__INPUT RECORDS__
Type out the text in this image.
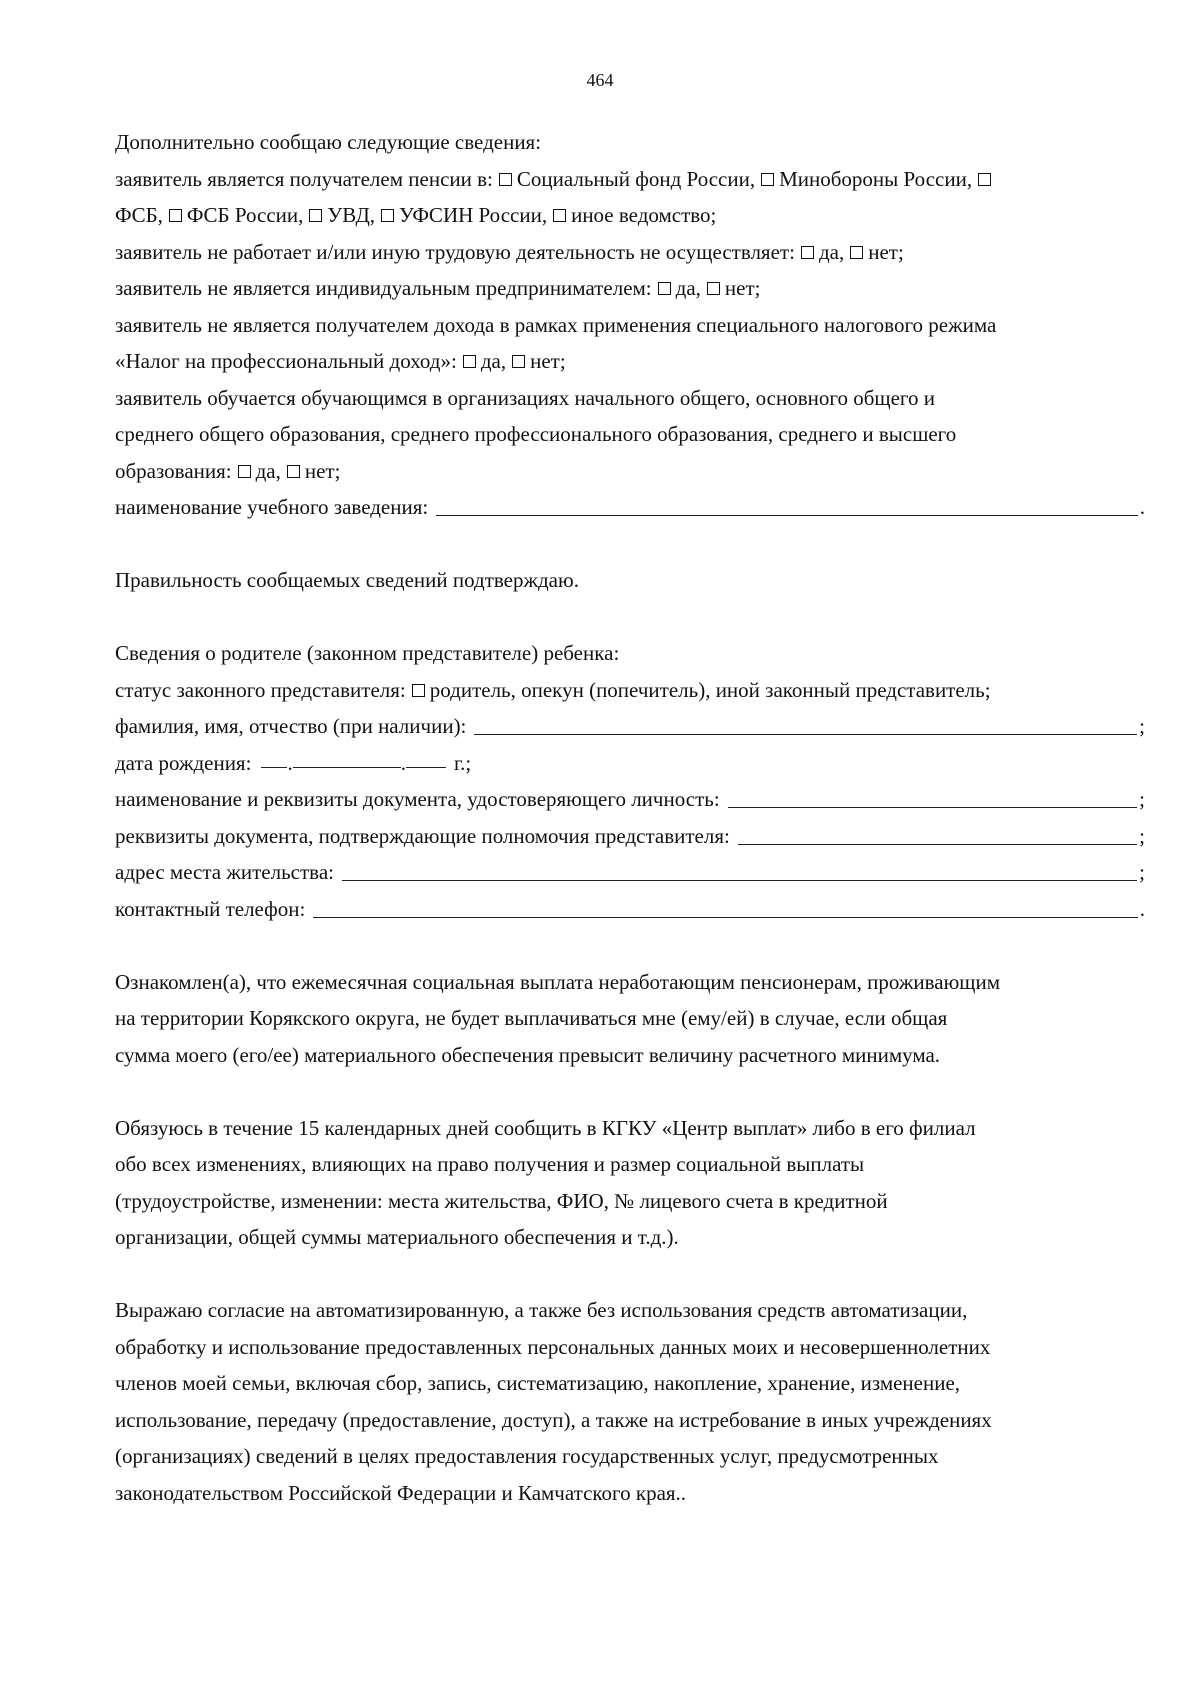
464
Дополнительно сообщаю следующие сведения:
заявитель является получателем пенсии в: Социальный фонд России, Минобороны России,
ФСБ, ФСБ России, УВД, УФСИН России, иное ведомство;
заявитель не работает и/или иную трудовую деятельность не осуществляет: да, нет;
заявитель не является индивидуальным предпринимателем: да, нет;
заявитель не является получателем дохода в рамках применения специального налогового режима
«Налог на профессиональный доход»: да, нет;
заявитель обучается обучающимся в организациях начального общего, основного общего и
среднего общего образования, среднего профессионального образования, среднего и высшего
образования: да, нет;
наименование учебного заведения:	.
Правильность сообщаемых сведений подтверждаю.
Сведения о родителе (законном представителе) ребенка:
статус законного представителя: родитель, опекун (попечитель), иной законный представитель;
фамилия, имя, отчество (при наличии):	;
дата рождения: .	. г.;
наименование и реквизиты документа, удостоверяющего личность:	;
реквизиты документа, подтверждающие полномочия представителя:	;
адрес места жительства:	;
контактный телефон:	.
Ознакомлен(а), что ежемесячная социальная выплата неработающим пенсионерам, проживающим
на территории Корякского округа, не будет выплачиваться мне (ему/ей) в случае, если общая
сумма моего (его/ее) материального обеспечения превысит величину расчетного минимума.
Обязуюсь в течение 15 календарных дней сообщить в КГКУ «Центр выплат» либо в его филиал
обо всех изменениях, влияющих на право получения и размер социальной выплаты
(трудоустройстве, изменении: места жительства, ФИО, № лицевого счета в кредитной
организации, общей суммы материального обеспечения и т.д.).
Выражаю согласие на автоматизированную, а также без использования средств автоматизации,
обработку и использование предоставленных персональных данных моих и несовершеннолетних
членов моей семьи, включая сбор, запись, систематизацию, накопление, хранение, изменение,
использование, передачу (предоставление, доступ), а также на истребование в иных учреждениях
(организациях) сведений в целях предоставления государственных услуг, предусмотренных
законодательством Российской Федерации и Камчатского края..
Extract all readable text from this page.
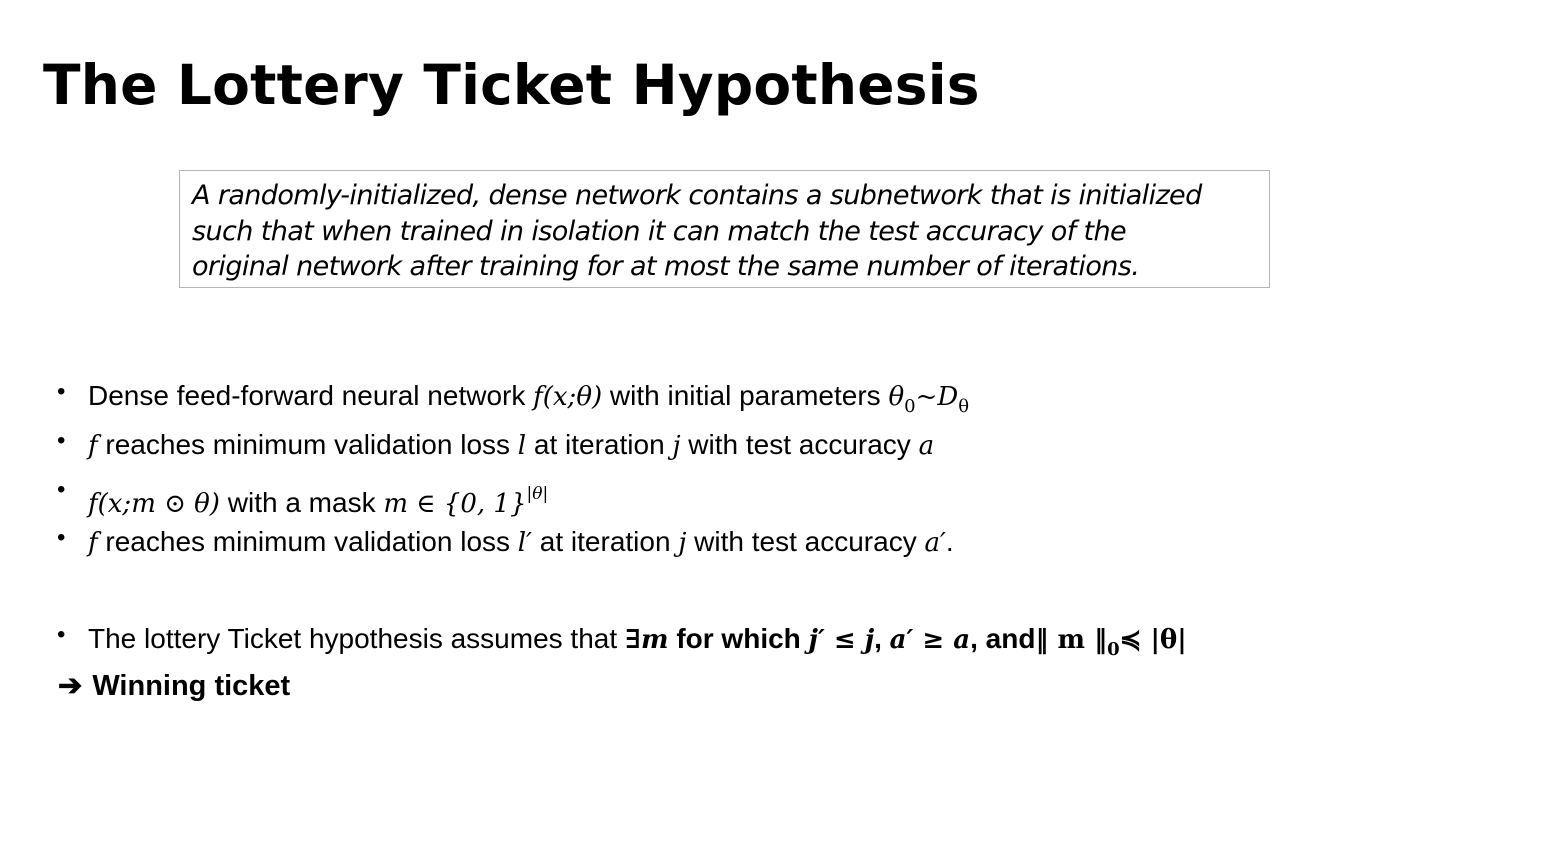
The Lottery Ticket Hypothesis
A randomly-initialized, dense network contains a subnetwork that is initialized
such that when trained in isolation it can match the test accuracy of the
original network after training for at most the same number of iterations.
• Dense feed-forward neural network f(x;θ) with initial parameters $\theta_0\sim D_\theta$
• f reaches minimum validation loss l at iteration j with test accuracy a
• f(x;m ⊙ θ) with a mask m ∈ {0, 1}$^{|\theta|}$
• f reaches minimum validation loss l′ at iteration j with test accuracy a′.
• The lottery Ticket hypothesis assumes that ∃m for which j′ ≤ j, a′ ≥ a, and‖ m $‖_0≼$ |θ|
➔ Winning ticket
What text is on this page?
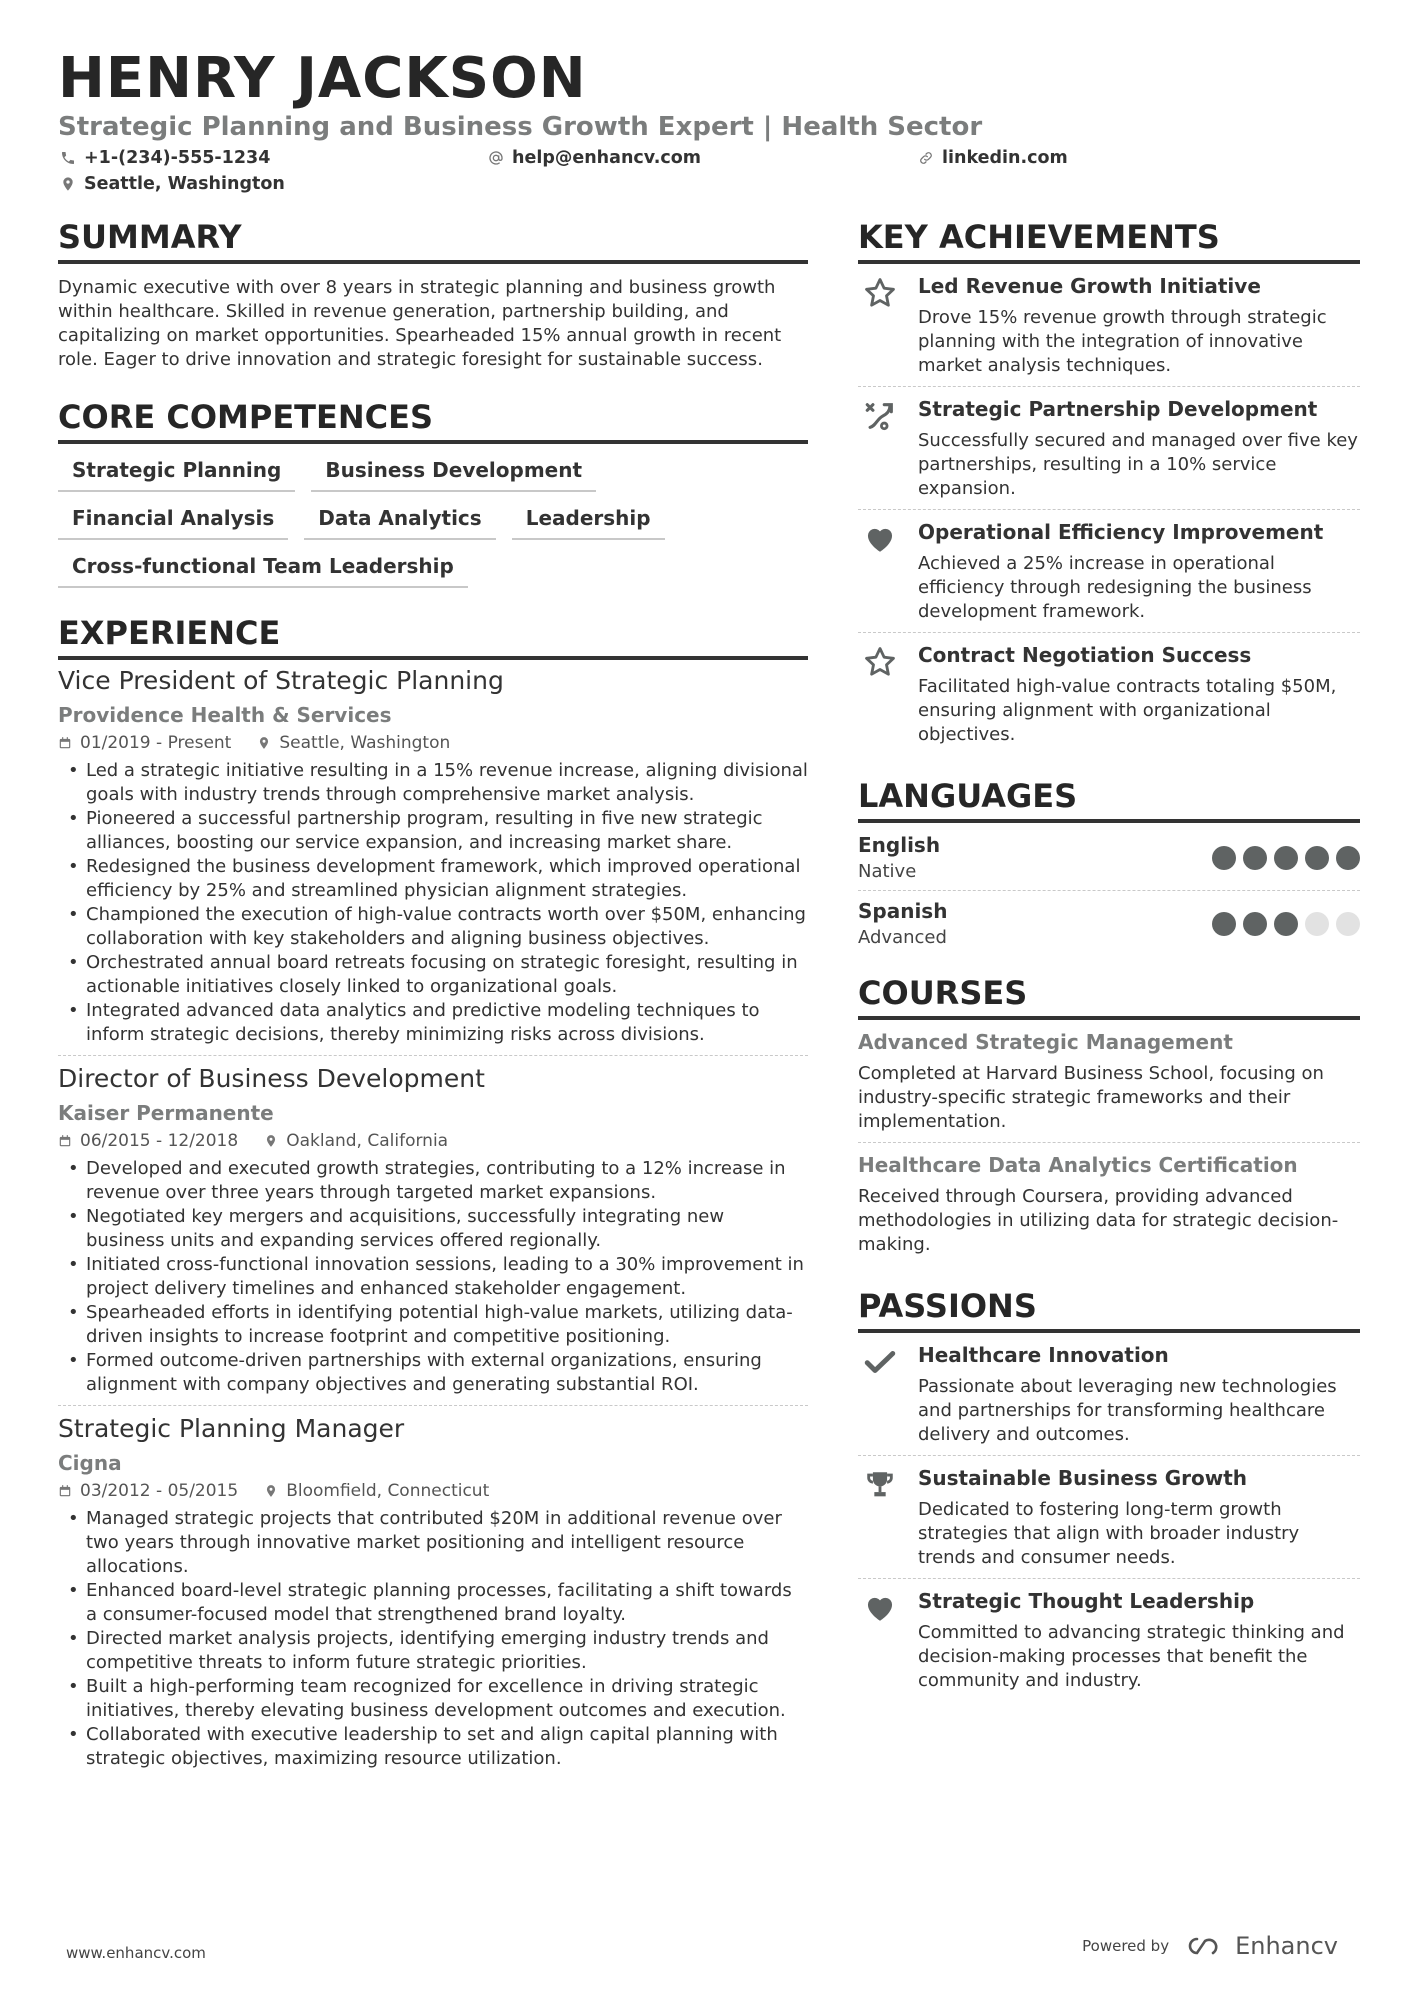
HENRY JACKSON
Strategic Planning and Business Growth Expert | Health Sector
+1-(234)-555-1234	help@enhancv.com	linkedin.com
Seattle, Washington
SUMMARY

Dynamic executive with over 8 years in strategic planning and business growth within healthcare. Skilled in revenue generation, partnership building, and capitalizing on market opportunities. Spearheaded 15% annual growth in recent role. Eager to drive innovation and strategic foresight for sustainable success.

CORE COMPETENCES
Strategic Planning	Business Development
Financial Analysis	Data Analytics	Leadership
Cross-functional Team Leadership
EXPERIENCE
Vice President of Strategic Planning
Providence Health & Services
01/2019 - Present	Seattle, Washington
• Led a strategic initiative resulting in a 15% revenue increase, aligning divisional goals with industry trends through comprehensive market analysis.
• Pioneered a successful partnership program, resulting in five new strategic alliances, boosting our service expansion, and increasing market share.
• Redesigned the business development framework, which improved operational efficiency by 25% and streamlined physician alignment strategies.
• Championed the execution of high-value contracts worth over $50M, enhancing collaboration with key stakeholders and aligning business objectives.
• Orchestrated annual board retreats focusing on strategic foresight, resulting in actionable initiatives closely linked to organizational goals.
• Integrated advanced data analytics and predictive modeling techniques to inform strategic decisions, thereby minimizing risks across divisions.
Director of Business Development
Kaiser Permanente
06/2015 - 12/2018	Oakland, California
• Developed and executed growth strategies, contributing to a 12% increase in revenue over three years through targeted market expansions.
• Negotiated key mergers and acquisitions, successfully integrating new business units and expanding services offered regionally.
• Initiated cross-functional innovation sessions, leading to a 30% improvement in project delivery timelines and enhanced stakeholder engagement.
• Spearheaded efforts in identifying potential high-value markets, utilizing data-driven insights to increase footprint and competitive positioning.
• Formed outcome-driven partnerships with external organizations, ensuring alignment with company objectives and generating substantial ROI.
Strategic Planning Manager
Cigna
03/2012 - 05/2015	Bloomfield, Connecticut
• Managed strategic projects that contributed $20M in additional revenue over two years through innovative market positioning and intelligent resource allocations.
• Enhanced board-level strategic planning processes, facilitating a shift towards a consumer-focused model that strengthened brand loyalty.
• Directed market analysis projects, identifying emerging industry trends and competitive threats to inform future strategic priorities.
• Built a high-performing team recognized for excellence in driving strategic initiatives, thereby elevating business development outcomes and execution.
• Collaborated with executive leadership to set and align capital planning with strategic objectives, maximizing resource utilization.
KEY ACHIEVEMENTS
Led Revenue Growth Initiative
Drove 15% revenue growth through strategic planning with the integration of innovative market analysis techniques.
Strategic Partnership Development
Successfully secured and managed over five key partnerships, resulting in a 10% service expansion.
Operational Efficiency Improvement
Achieved a 25% increase in operational efficiency through redesigning the business development framework.
Contract Negotiation Success
Facilitated high-value contracts totaling $50M, ensuring alignment with organizational objectives.
LANGUAGES
English
Native
Spanish
Advanced
COURSES
Advanced Strategic Management
Completed at Harvard Business School, focusing on industry-specific strategic frameworks and their implementation.
Healthcare Data Analytics Certification
Received through Coursera, providing advanced methodologies in utilizing data for strategic decision-making.
PASSIONS
Healthcare Innovation
Passionate about leveraging new technologies and partnerships for transforming healthcare delivery and outcomes.
Sustainable Business Growth
Dedicated to fostering long-term growth strategies that align with broader industry trends and consumer needs.
Strategic Thought Leadership
Committed to advancing strategic thinking and decision-making processes that benefit the community and industry.
www.enhancv.com	Powered by	Enhancv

__TASK REQUIREMENTS__
Copy each line above that contains the word "execution".

__ANSWER TO THIS TASK__
• Championed the execution of high-value contracts worth over $50M, enhancing collaboration with key stakeholders and aligning business objectives.
• Built a high-performing team recognized for excellence in driving strategic initiatives, thereby elevating business development outcomes and execution.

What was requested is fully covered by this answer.